▶ _RECORDS SHOWN_

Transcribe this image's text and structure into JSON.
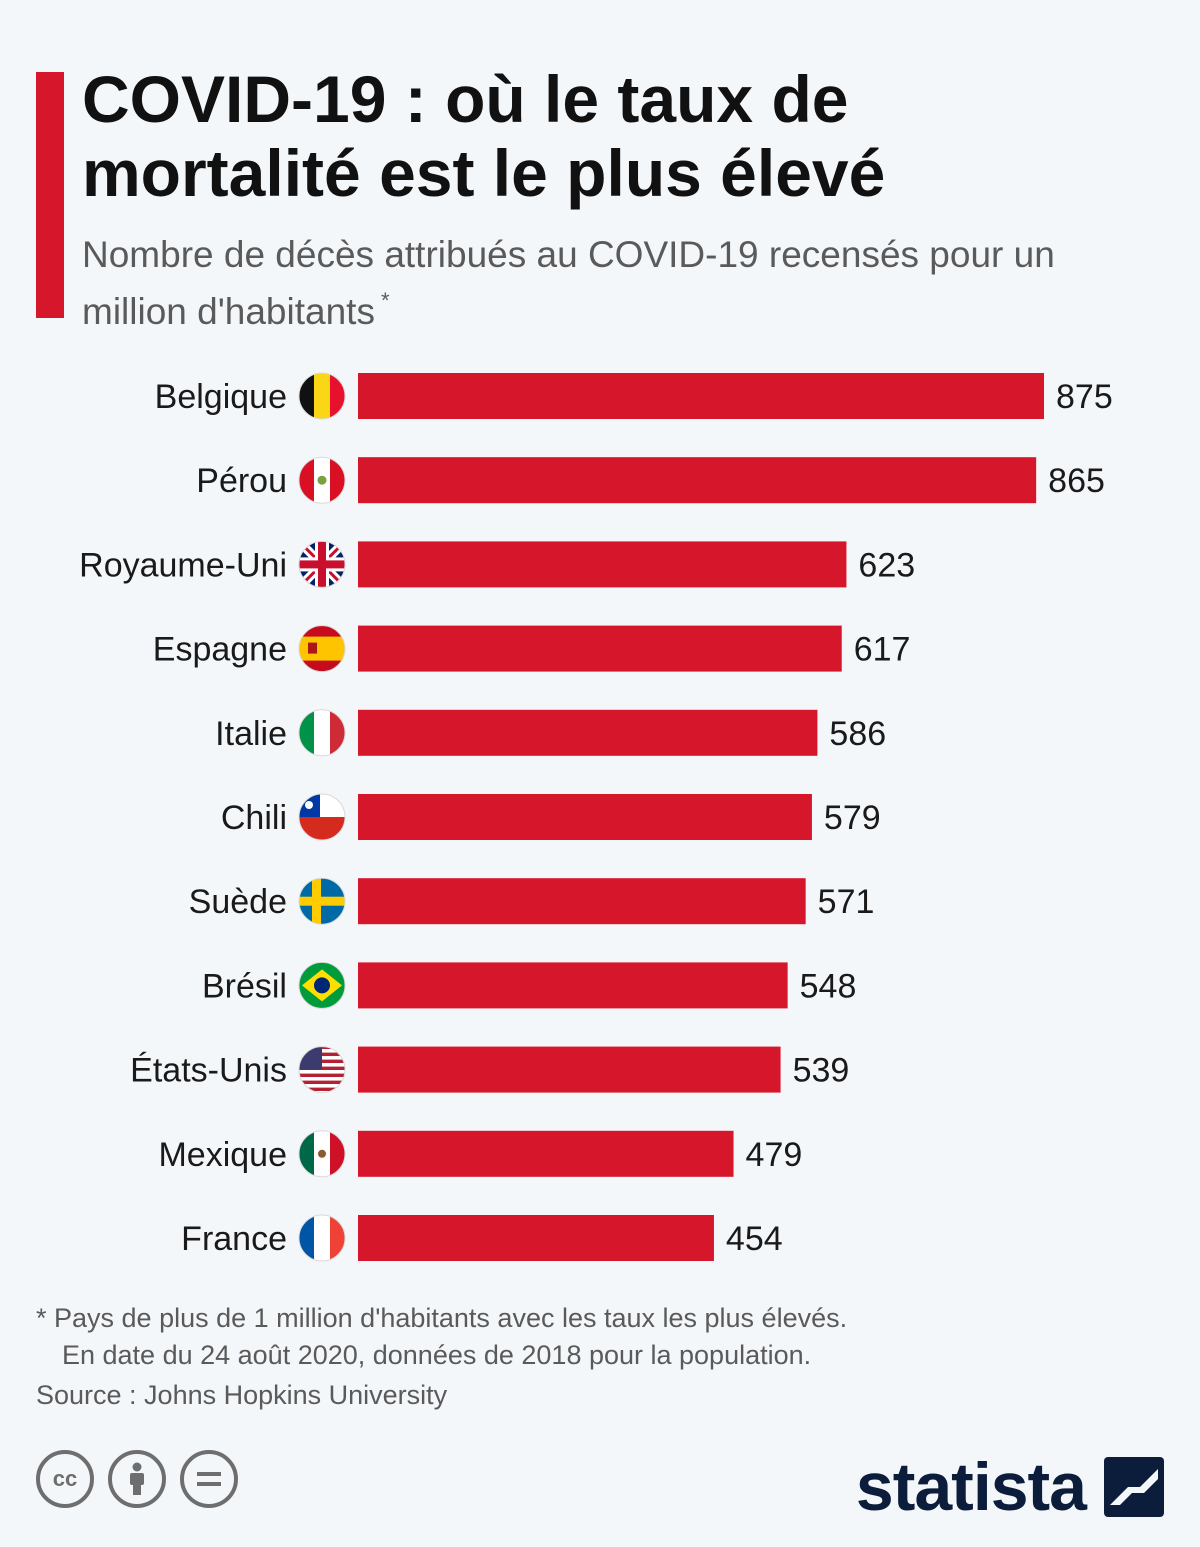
{
  "header": {
    "title": "COVID-19 : où le taux de\nmortalité est le plus élevé",
    "subtitle": "Nombre de décès attribués au COVID-19 recensés pour un million d'habitants",
    "subtitle_mark": "*"
  },
  "colors": {
    "accent": "#d6162a",
    "bar": "#d6162a",
    "brand": "#0c1c3b"
  },
  "chart_data": {
    "type": "bar",
    "orientation": "horizontal",
    "categories": [
      "Belgique",
      "Pérou",
      "Royaume-Uni",
      "Espagne",
      "Italie",
      "Chili",
      "Suède",
      "Brésil",
      "États-Unis",
      "Mexique",
      "France"
    ],
    "values": [
      875,
      865,
      623,
      617,
      586,
      579,
      571,
      548,
      539,
      479,
      454
    ],
    "data_labels": [
      "875",
      "865",
      "623",
      "617",
      "586",
      "579",
      "571",
      "548",
      "539",
      "479",
      "454"
    ],
    "flags": [
      "belgium-flag",
      "peru-flag",
      "uk-flag",
      "spain-flag",
      "italy-flag",
      "chile-flag",
      "sweden-flag",
      "brazil-flag",
      "usa-flag",
      "mexico-flag",
      "france-flag"
    ],
    "grid": false,
    "legend": "none"
  },
  "footer": {
    "note_line1": "* Pays de plus de 1 million d'habitants avec les taux les plus élevés.",
    "note_line2": "En date du 24 août 2020, données de 2018 pour la population.",
    "source": "Source : Johns Hopkins University",
    "license_icons": [
      "cc-icon",
      "by-icon",
      "nd-icon"
    ],
    "brand": "statista"
  }
}
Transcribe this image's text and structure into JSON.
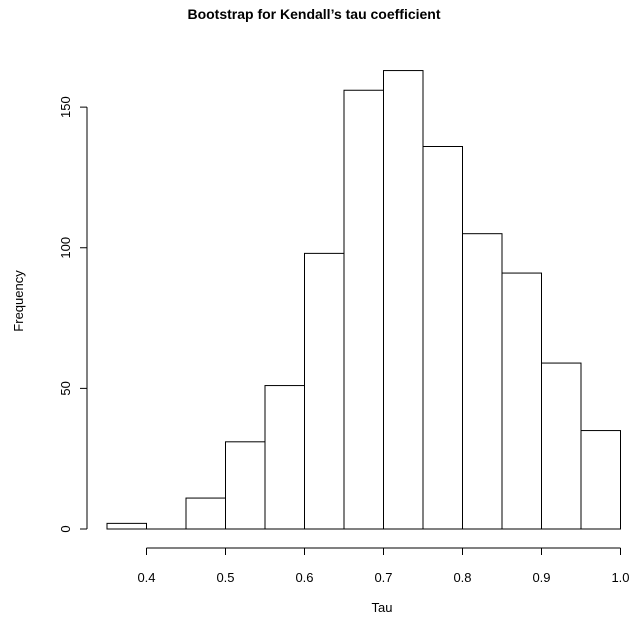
{
  "chart_data": {
    "type": "bar",
    "title": "Bootstrap for Kendall’s tau coefficient",
    "xlabel": "Tau",
    "ylabel": "Frequency",
    "bin_edges": [
      0.35,
      0.4,
      0.45,
      0.5,
      0.55,
      0.6,
      0.65,
      0.7,
      0.75,
      0.8,
      0.85,
      0.9,
      0.95,
      1.0
    ],
    "values": [
      2,
      0,
      11,
      31,
      51,
      98,
      156,
      163,
      136,
      105,
      91,
      59,
      35
    ],
    "xlim": [
      0.35,
      1.0
    ],
    "ylim": [
      0,
      170
    ],
    "x_ticks": [
      0.4,
      0.5,
      0.6,
      0.7,
      0.8,
      0.9,
      1.0
    ],
    "x_tick_labels": [
      "0.4",
      "0.5",
      "0.6",
      "0.7",
      "0.8",
      "0.9",
      "1.0"
    ],
    "y_ticks": [
      0,
      50,
      100,
      150
    ],
    "y_tick_labels": [
      "0",
      "50",
      "100",
      "150"
    ],
    "grid": false,
    "legend": "none",
    "colors": {
      "bar_fill": "#ffffff",
      "bar_stroke": "#000000"
    }
  }
}
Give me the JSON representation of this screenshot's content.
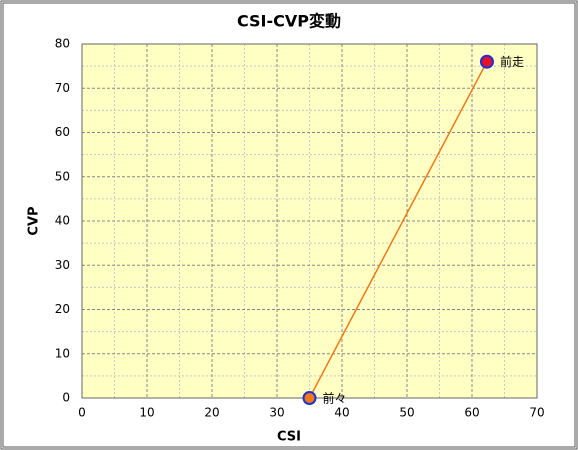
{
  "chart_data": {
    "type": "scatter",
    "title": "CSI-CVP変動",
    "x_label": "CSI",
    "y_label": "CVP",
    "xlim": [
      0,
      70
    ],
    "xticks": [
      0,
      10,
      20,
      30,
      40,
      50,
      60,
      70
    ],
    "ylim": [
      0,
      80
    ],
    "yticks": [
      0,
      10,
      20,
      30,
      40,
      50,
      60,
      70,
      80
    ],
    "grid": true,
    "plot_background": "#ffffc4",
    "series": [
      {
        "color": "#f07818",
        "x": [
          35,
          62.3
        ],
        "values": [
          0,
          76
        ],
        "point_labels": [
          "前々",
          "前走"
        ],
        "point_colors": [
          "#f07818",
          "#e8102a"
        ],
        "point_edge_color": "#2030d0"
      }
    ]
  }
}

▶ _PROBLEM DETAILS_
Print out the material word for word, omitting the pictures.

▶ _RESPONSE TO THE EXERCISE_
Transcribe this image's text and structure into JSON.
{
  "header": {
    "title": "COVID-19 : où le taux de\nmortalité est le plus élevé",
    "subtitle": "Nombre de décès attribués au COVID-19 recensés pour un million d'habitants",
    "subtitle_mark": "*"
  },
  "colors": {
    "accent": "#d6162a",
    "bar": "#d6162a",
    "brand": "#0c1c3b"
  },
  "chart_data": {
    "type": "bar",
    "orientation": "horizontal",
    "categories": [
      "Belgique",
      "Pérou",
      "Royaume-Uni",
      "Espagne",
      "Italie",
      "Chili",
      "Suède",
      "Brésil",
      "États-Unis",
      "Mexique",
      "France"
    ],
    "values": [
      875,
      865,
      623,
      617,
      586,
      579,
      571,
      548,
      539,
      479,
      454
    ],
    "data_labels": [
      "875",
      "865",
      "623",
      "617",
      "586",
      "579",
      "571",
      "548",
      "539",
      "479",
      "454"
    ],
    "flags": [
      "belgium-flag",
      "peru-flag",
      "uk-flag",
      "spain-flag",
      "italy-flag",
      "chile-flag",
      "sweden-flag",
      "brazil-flag",
      "usa-flag",
      "mexico-flag",
      "france-flag"
    ],
    "grid": false,
    "legend": "none"
  },
  "footer": {
    "note_line1": "* Pays de plus de 1 million d'habitants avec les taux les plus élevés.",
    "note_line2": "En date du 24 août 2020, données de 2018 pour la population.",
    "source": "Source : Johns Hopkins University",
    "license_icons": [
      "cc-icon",
      "by-icon",
      "nd-icon"
    ],
    "brand": "statista"
  }
}
Transcribe this image's text and structure into JSON.
{
  "chart_data": {
    "type": "bar",
    "title": "Bootstrap for Kendall’s tau coefficient",
    "xlabel": "Tau",
    "ylabel": "Frequency",
    "bin_edges": [
      0.35,
      0.4,
      0.45,
      0.5,
      0.55,
      0.6,
      0.65,
      0.7,
      0.75,
      0.8,
      0.85,
      0.9,
      0.95,
      1.0
    ],
    "values": [
      2,
      0,
      11,
      31,
      51,
      98,
      156,
      163,
      136,
      105,
      91,
      59,
      35
    ],
    "xlim": [
      0.35,
      1.0
    ],
    "ylim": [
      0,
      170
    ],
    "x_ticks": [
      0.4,
      0.5,
      0.6,
      0.7,
      0.8,
      0.9,
      1.0
    ],
    "x_tick_labels": [
      "0.4",
      "0.5",
      "0.6",
      "0.7",
      "0.8",
      "0.9",
      "1.0"
    ],
    "y_ticks": [
      0,
      50,
      100,
      150
    ],
    "y_tick_labels": [
      "0",
      "50",
      "100",
      "150"
    ],
    "grid": false,
    "legend": "none",
    "colors": {
      "bar_fill": "#ffffff",
      "bar_stroke": "#000000"
    }
  }
}
Give me the JSON representation of this screenshot's content.
{
  "chart_data": {
    "type": "scatter",
    "title": "CSI-CVP変動",
    "x_label": "CSI",
    "y_label": "CVP",
    "xlim": [
      0,
      70
    ],
    "xticks": [
      0,
      10,
      20,
      30,
      40,
      50,
      60,
      70
    ],
    "ylim": [
      0,
      80
    ],
    "yticks": [
      0,
      10,
      20,
      30,
      40,
      50,
      60,
      70,
      80
    ],
    "grid": true,
    "plot_background": "#ffffc4",
    "series": [
      {
        "color": "#f07818",
        "x": [
          35,
          62.3
        ],
        "values": [
          0,
          76
        ],
        "point_labels": [
          "前々",
          "前走"
        ],
        "point_colors": [
          "#f07818",
          "#e8102a"
        ],
        "point_edge_color": "#2030d0"
      }
    ]
  }
}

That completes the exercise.